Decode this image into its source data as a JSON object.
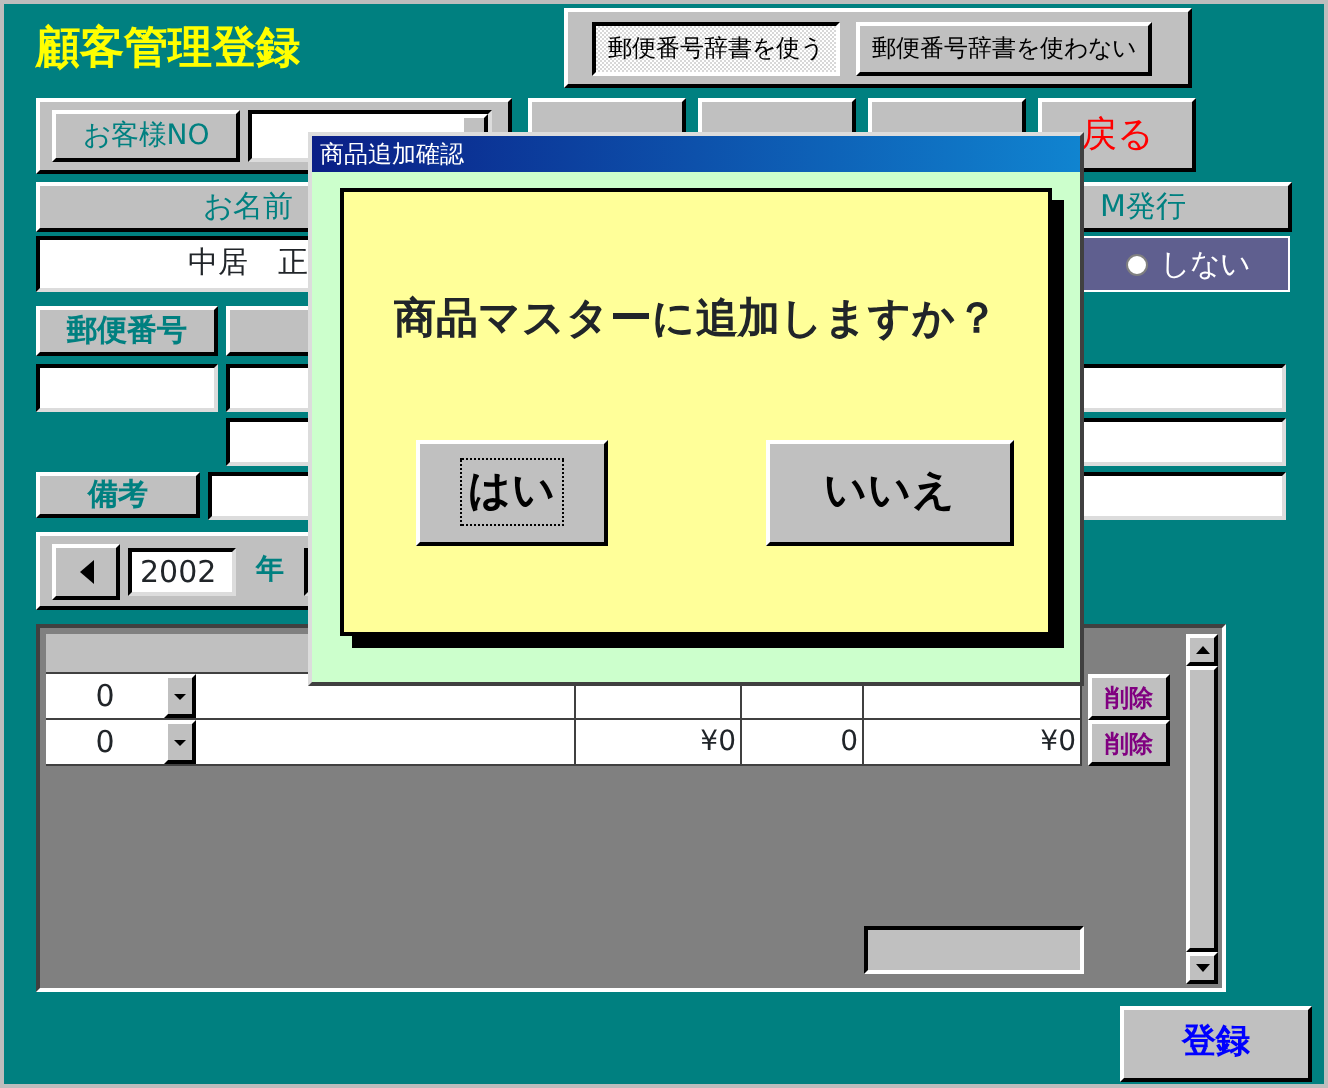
{
  "title": "顧客管理登録",
  "dictionary_buttons": [
    {
      "label": "郵便番号辞書を使う",
      "selected": true
    },
    {
      "label": "郵便番号辞書を使わない",
      "selected": false
    }
  ],
  "customer_no": {
    "label": "お客様NO"
  },
  "action_buttons": [
    {
      "label": "戻る",
      "kind": "back"
    }
  ],
  "name": {
    "label": "お名前",
    "value": "中居　正"
  },
  "dm": {
    "label": "M発行",
    "option": {
      "label": "しない",
      "selected": false
    }
  },
  "postal": {
    "label": "郵便番号"
  },
  "remarks": {
    "label": "備考"
  },
  "period": {
    "year": "2002",
    "unit": "年"
  },
  "items": {
    "rows": [
      {
        "code": "0",
        "delete": "削除"
      },
      {
        "code": "0",
        "price": "¥0",
        "quantity": "0",
        "total": "¥0",
        "delete": "削除"
      }
    ]
  },
  "dialog": {
    "title": "商品追加確認",
    "message": "商品マスターに追加しますか？",
    "buttons": [
      {
        "label": "はい",
        "focused": true
      },
      {
        "label": "いいえ",
        "focused": false
      }
    ]
  },
  "save_button": "登録"
}
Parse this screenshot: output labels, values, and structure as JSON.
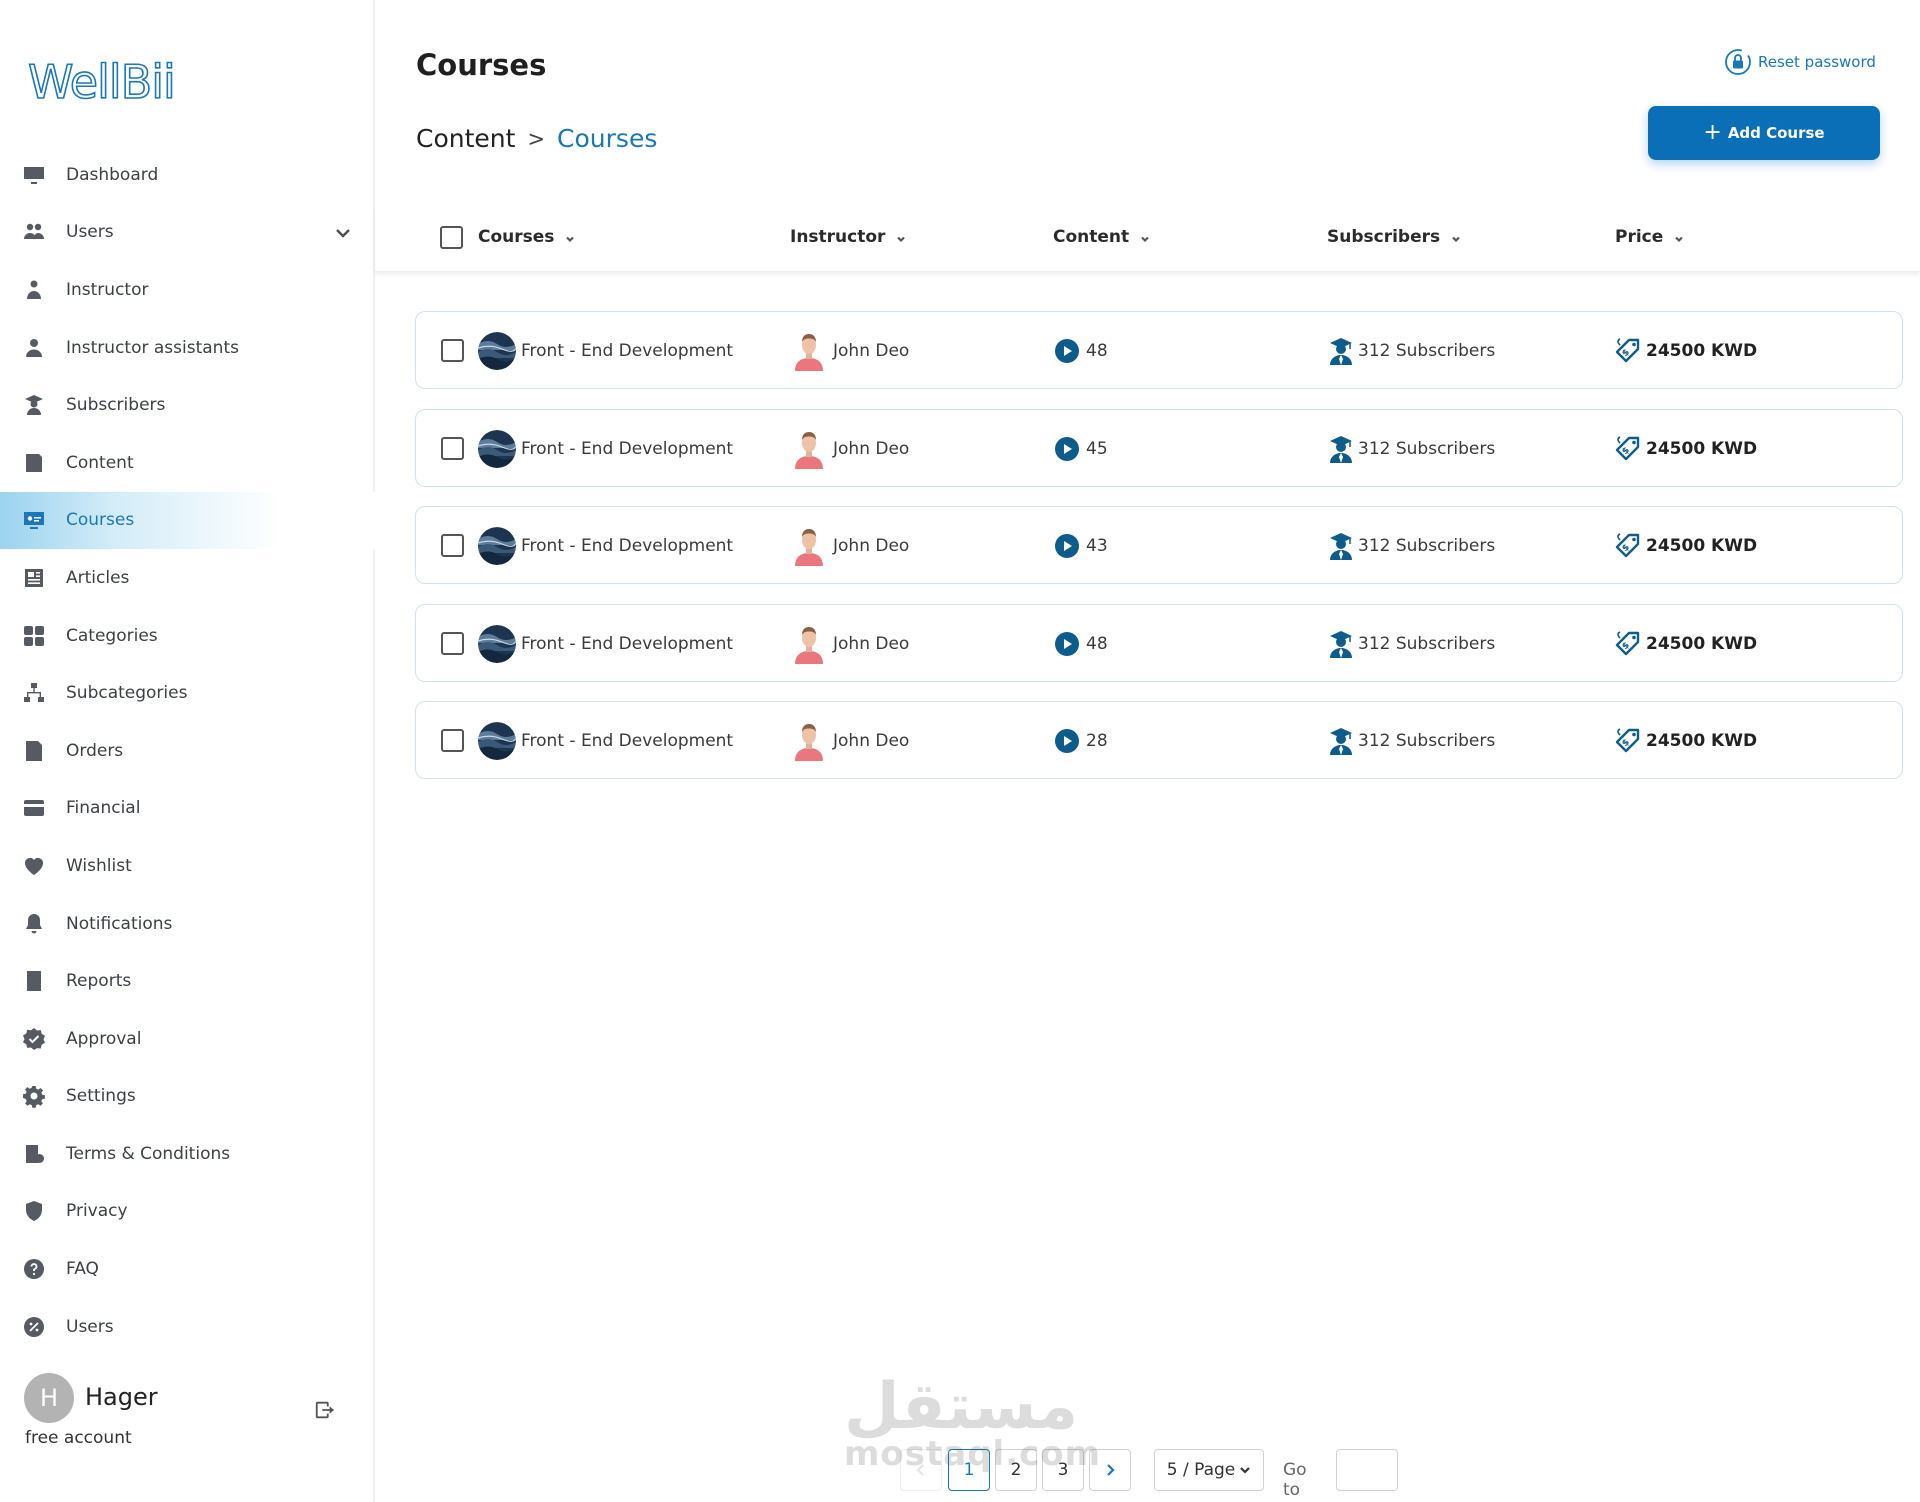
{
  "brand": {
    "logo_text": "WellBii",
    "accent": "#1a77b8"
  },
  "sidebar": {
    "items": [
      {
        "key": "dashboard",
        "label": "Dashboard",
        "icon": "monitor-icon"
      },
      {
        "key": "users",
        "label": "Users",
        "icon": "users-icon",
        "expandable": true
      },
      {
        "key": "instructor",
        "label": "Instructor",
        "icon": "instructor-icon"
      },
      {
        "key": "instructor-assistants",
        "label": "Instructor assistants",
        "icon": "assistant-icon"
      },
      {
        "key": "subscribers",
        "label": "Subscribers",
        "icon": "graduate-icon"
      },
      {
        "key": "content",
        "label": "Content",
        "icon": "content-icon"
      },
      {
        "key": "courses",
        "label": "Courses",
        "icon": "course-icon",
        "active": true
      },
      {
        "key": "articles",
        "label": "Articles",
        "icon": "article-icon"
      },
      {
        "key": "categories",
        "label": "Categories",
        "icon": "grid-icon"
      },
      {
        "key": "subcategories",
        "label": "Subcategories",
        "icon": "hierarchy-icon"
      },
      {
        "key": "orders",
        "label": "Orders",
        "icon": "orders-icon"
      },
      {
        "key": "financial",
        "label": "Financial",
        "icon": "card-icon"
      },
      {
        "key": "wishlist",
        "label": "Wishlist",
        "icon": "heart-icon"
      },
      {
        "key": "notifications",
        "label": "Notifications",
        "icon": "bell-icon"
      },
      {
        "key": "reports",
        "label": "Reports",
        "icon": "report-icon"
      },
      {
        "key": "approval",
        "label": "Approval",
        "icon": "approval-icon"
      },
      {
        "key": "settings",
        "label": "Settings",
        "icon": "gear-icon"
      },
      {
        "key": "terms",
        "label": "Terms & Conditions",
        "icon": "terms-icon"
      },
      {
        "key": "privacy",
        "label": "Privacy",
        "icon": "shield-icon"
      },
      {
        "key": "faq",
        "label": "FAQ",
        "icon": "question-icon"
      },
      {
        "key": "users-2",
        "label": "Users",
        "icon": "percent-icon"
      }
    ],
    "user": {
      "initial": "H",
      "name": "Hager",
      "plan": "free account"
    }
  },
  "header": {
    "title": "Courses",
    "reset_label": "Reset password",
    "breadcrumb": [
      "Content",
      "Courses"
    ],
    "breadcrumb_sep": ">",
    "add_button": "Add Course"
  },
  "table": {
    "columns": [
      "Courses",
      "Instructor",
      "Content",
      "Subscribers",
      "Price"
    ],
    "rows": [
      {
        "course": "Front - End Development",
        "instructor": "John Deo",
        "content": "48",
        "subscribers": "312 Subscribers",
        "price": "24500 KWD"
      },
      {
        "course": "Front - End Development",
        "instructor": "John Deo",
        "content": "45",
        "subscribers": "312 Subscribers",
        "price": "24500 KWD"
      },
      {
        "course": "Front - End Development",
        "instructor": "John Deo",
        "content": "43",
        "subscribers": "312 Subscribers",
        "price": "24500 KWD"
      },
      {
        "course": "Front - End Development",
        "instructor": "John Deo",
        "content": "48",
        "subscribers": "312 Subscribers",
        "price": "24500 KWD"
      },
      {
        "course": "Front - End Development",
        "instructor": "John Deo",
        "content": "28",
        "subscribers": "312 Subscribers",
        "price": "24500 KWD"
      }
    ]
  },
  "pagination": {
    "pages": [
      "1",
      "2",
      "3"
    ],
    "current": "1",
    "per_page": "5 / Page",
    "goto_label": "Go to",
    "goto_value": ""
  },
  "watermark": {
    "arabic": "مستقل",
    "latin": "mostaql.com"
  }
}
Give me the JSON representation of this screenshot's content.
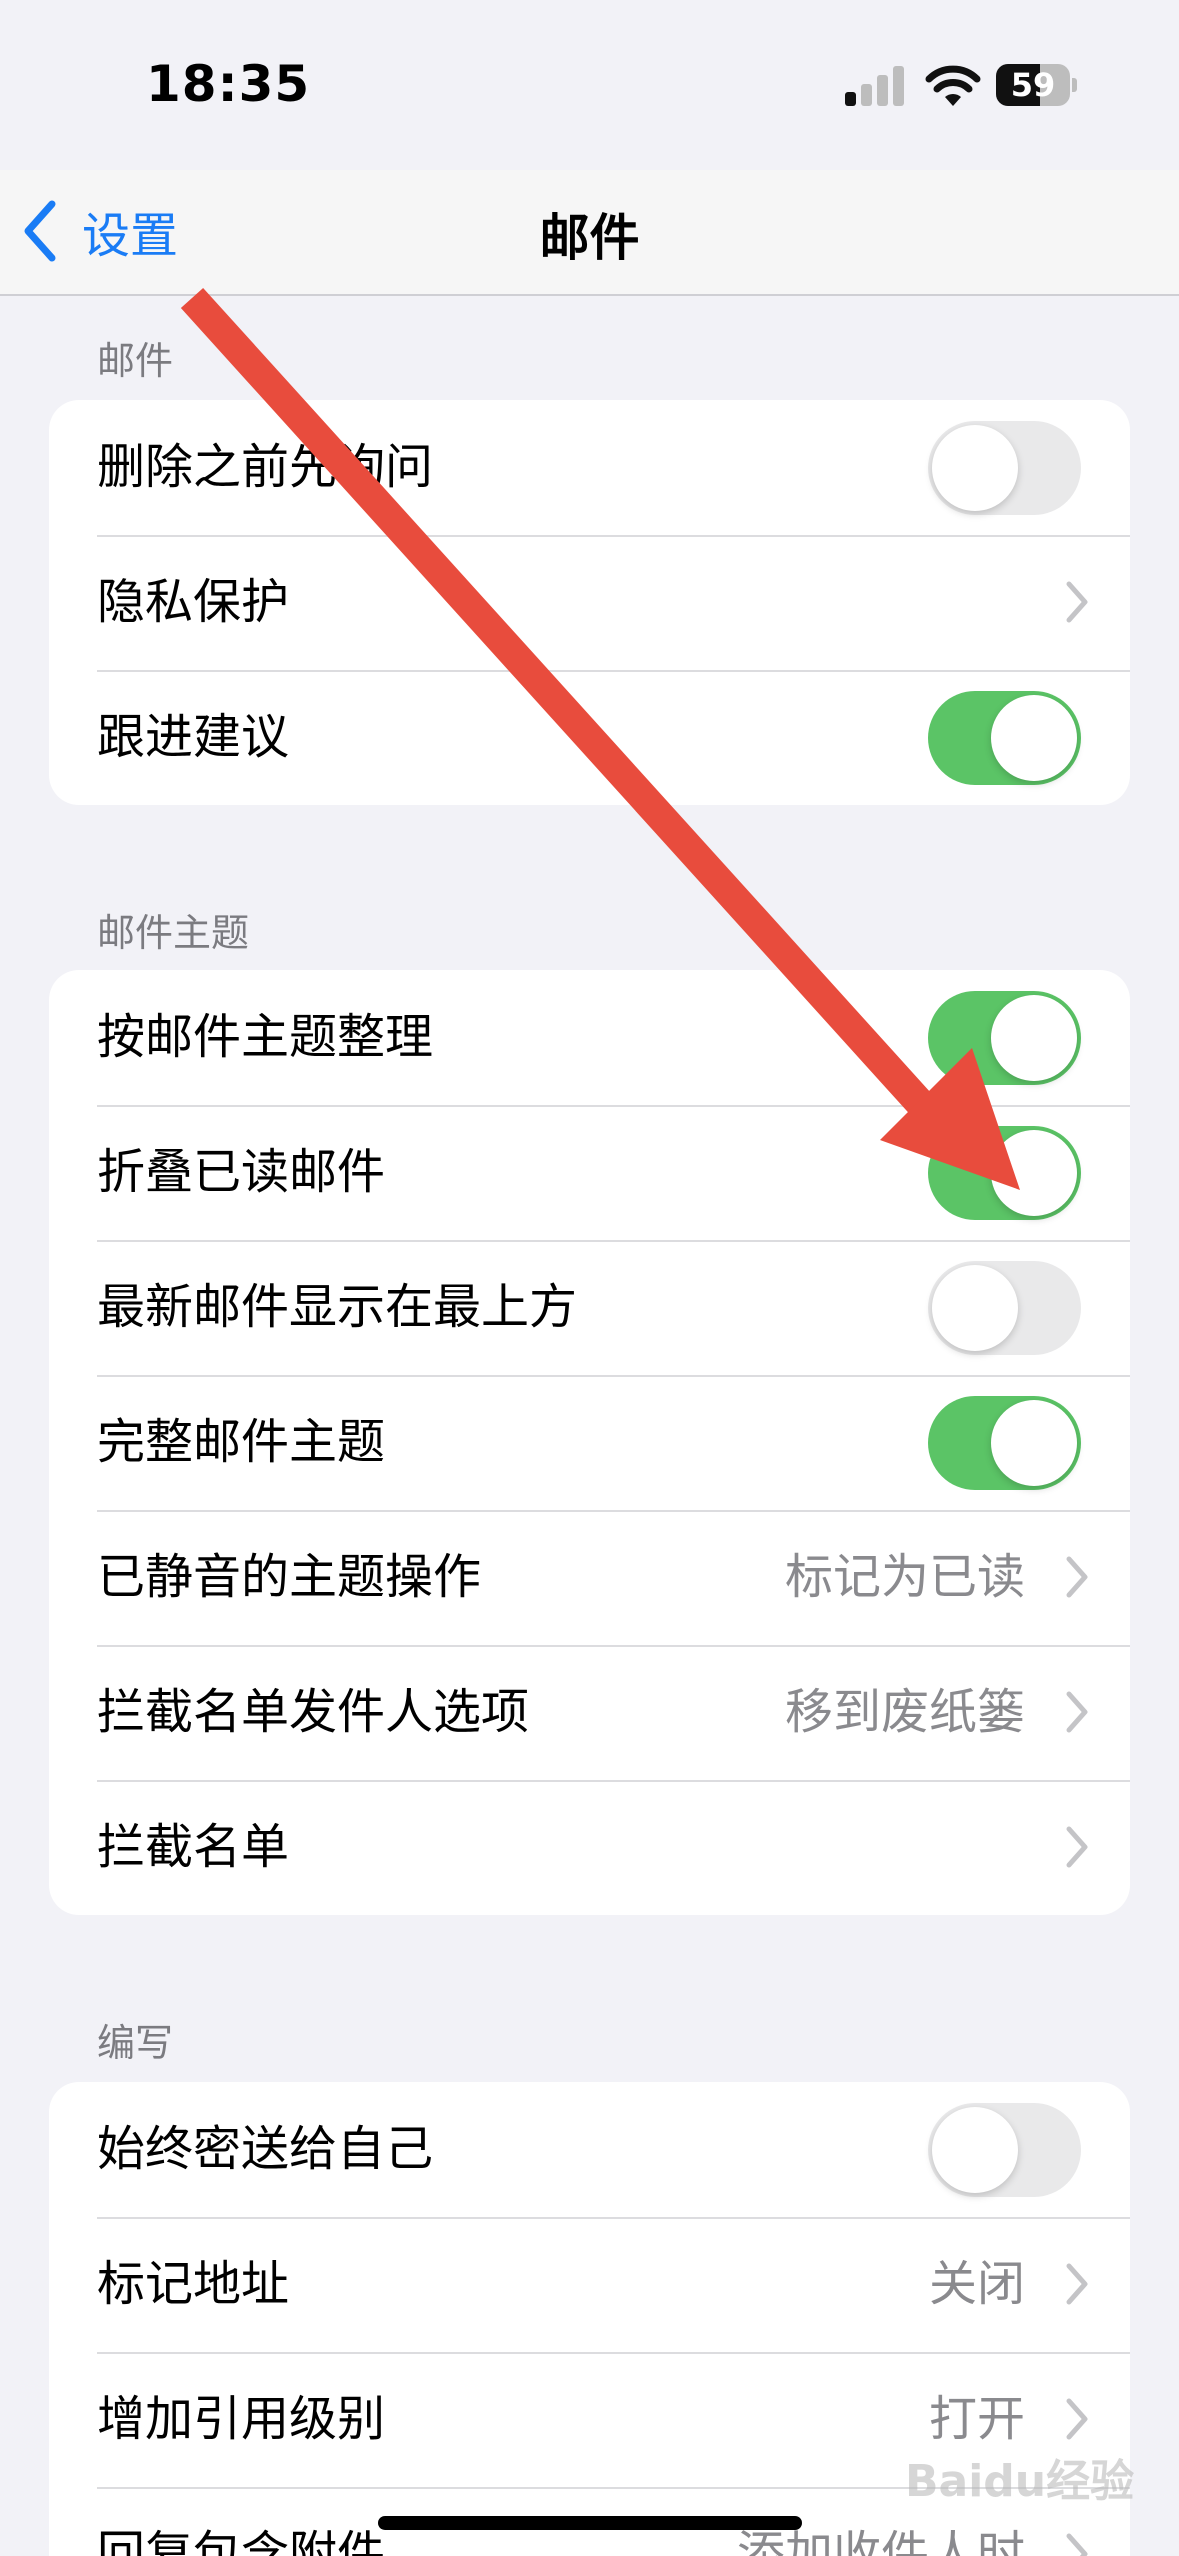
------
TO BE DONE
The data above should be repeated exactly, minus any pictures.

OUTPUT BELOW
Decode this image into its source data as a JSON object.
{
  "title": "顧客管理登録",
  "dictionary_buttons": [
    {
      "label": "郵便番号辞書を使う",
      "selected": true
    },
    {
      "label": "郵便番号辞書を使わない",
      "selected": false
    }
  ],
  "customer_no": {
    "label": "お客様NO"
  },
  "action_buttons": [
    {
      "label": "戻る",
      "kind": "back"
    }
  ],
  "name": {
    "label": "お名前",
    "value": "中居　正"
  },
  "dm": {
    "label": "M発行",
    "option": {
      "label": "しない",
      "selected": false
    }
  },
  "postal": {
    "label": "郵便番号"
  },
  "remarks": {
    "label": "備考"
  },
  "period": {
    "year": "2002",
    "unit": "年"
  },
  "items": {
    "rows": [
      {
        "code": "0",
        "delete": "削除"
      },
      {
        "code": "0",
        "price": "¥0",
        "quantity": "0",
        "total": "¥0",
        "delete": "削除"
      }
    ]
  },
  "dialog": {
    "title": "商品追加確認",
    "message": "商品マスターに追加しますか？",
    "buttons": [
      {
        "label": "はい",
        "focused": true
      },
      {
        "label": "いいえ",
        "focused": false
      }
    ]
  },
  "save_button": "登録"
}
Parse this screenshot: output labels, values, and structure as JSON.
{
  "brand": {
    "logo_text": "WellBii",
    "accent": "#1a77b8"
  },
  "sidebar": {
    "items": [
      {
        "key": "dashboard",
        "label": "Dashboard",
        "icon": "monitor-icon"
      },
      {
        "key": "users",
        "label": "Users",
        "icon": "users-icon",
        "expandable": true
      },
      {
        "key": "instructor",
        "label": "Instructor",
        "icon": "instructor-icon"
      },
      {
        "key": "instructor-assistants",
        "label": "Instructor assistants",
        "icon": "assistant-icon"
      },
      {
        "key": "subscribers",
        "label": "Subscribers",
        "icon": "graduate-icon"
      },
      {
        "key": "content",
        "label": "Content",
        "icon": "content-icon"
      },
      {
        "key": "courses",
        "label": "Courses",
        "icon": "course-icon",
        "active": true
      },
      {
        "key": "articles",
        "label": "Articles",
        "icon": "article-icon"
      },
      {
        "key": "categories",
        "label": "Categories",
        "icon": "grid-icon"
      },
      {
        "key": "subcategories",
        "label": "Subcategories",
        "icon": "hierarchy-icon"
      },
      {
        "key": "orders",
        "label": "Orders",
        "icon": "orders-icon"
      },
      {
        "key": "financial",
        "label": "Financial",
        "icon": "card-icon"
      },
      {
        "key": "wishlist",
        "label": "Wishlist",
        "icon": "heart-icon"
      },
      {
        "key": "notifications",
        "label": "Notifications",
        "icon": "bell-icon"
      },
      {
        "key": "reports",
        "label": "Reports",
        "icon": "report-icon"
      },
      {
        "key": "approval",
        "label": "Approval",
        "icon": "approval-icon"
      },
      {
        "key": "settings",
        "label": "Settings",
        "icon": "gear-icon"
      },
      {
        "key": "terms",
        "label": "Terms & Conditions",
        "icon": "terms-icon"
      },
      {
        "key": "privacy",
        "label": "Privacy",
        "icon": "shield-icon"
      },
      {
        "key": "faq",
        "label": "FAQ",
        "icon": "question-icon"
      },
      {
        "key": "users-2",
        "label": "Users",
        "icon": "percent-icon"
      }
    ],
    "user": {
      "initial": "H",
      "name": "Hager",
      "plan": "free account"
    }
  },
  "header": {
    "title": "Courses",
    "reset_label": "Reset password",
    "breadcrumb": [
      "Content",
      "Courses"
    ],
    "breadcrumb_sep": ">",
    "add_button": "Add Course"
  },
  "table": {
    "columns": [
      "Courses",
      "Instructor",
      "Content",
      "Subscribers",
      "Price"
    ],
    "rows": [
      {
        "course": "Front - End Development",
        "instructor": "John Deo",
        "content": "48",
        "subscribers": "312 Subscribers",
        "price": "24500 KWD"
      },
      {
        "course": "Front - End Development",
        "instructor": "John Deo",
        "content": "45",
        "subscribers": "312 Subscribers",
        "price": "24500 KWD"
      },
      {
        "course": "Front - End Development",
        "instructor": "John Deo",
        "content": "43",
        "subscribers": "312 Subscribers",
        "price": "24500 KWD"
      },
      {
        "course": "Front - End Development",
        "instructor": "John Deo",
        "content": "48",
        "subscribers": "312 Subscribers",
        "price": "24500 KWD"
      },
      {
        "course": "Front - End Development",
        "instructor": "John Deo",
        "content": "28",
        "subscribers": "312 Subscribers",
        "price": "24500 KWD"
      }
    ]
  },
  "pagination": {
    "pages": [
      "1",
      "2",
      "3"
    ],
    "current": "1",
    "per_page": "5 / Page",
    "goto_label": "Go to",
    "goto_value": ""
  },
  "watermark": {
    "arabic": "مستقل",
    "latin": "mostaql.com"
  }
}
Give me the JSON representation of this screenshot's content.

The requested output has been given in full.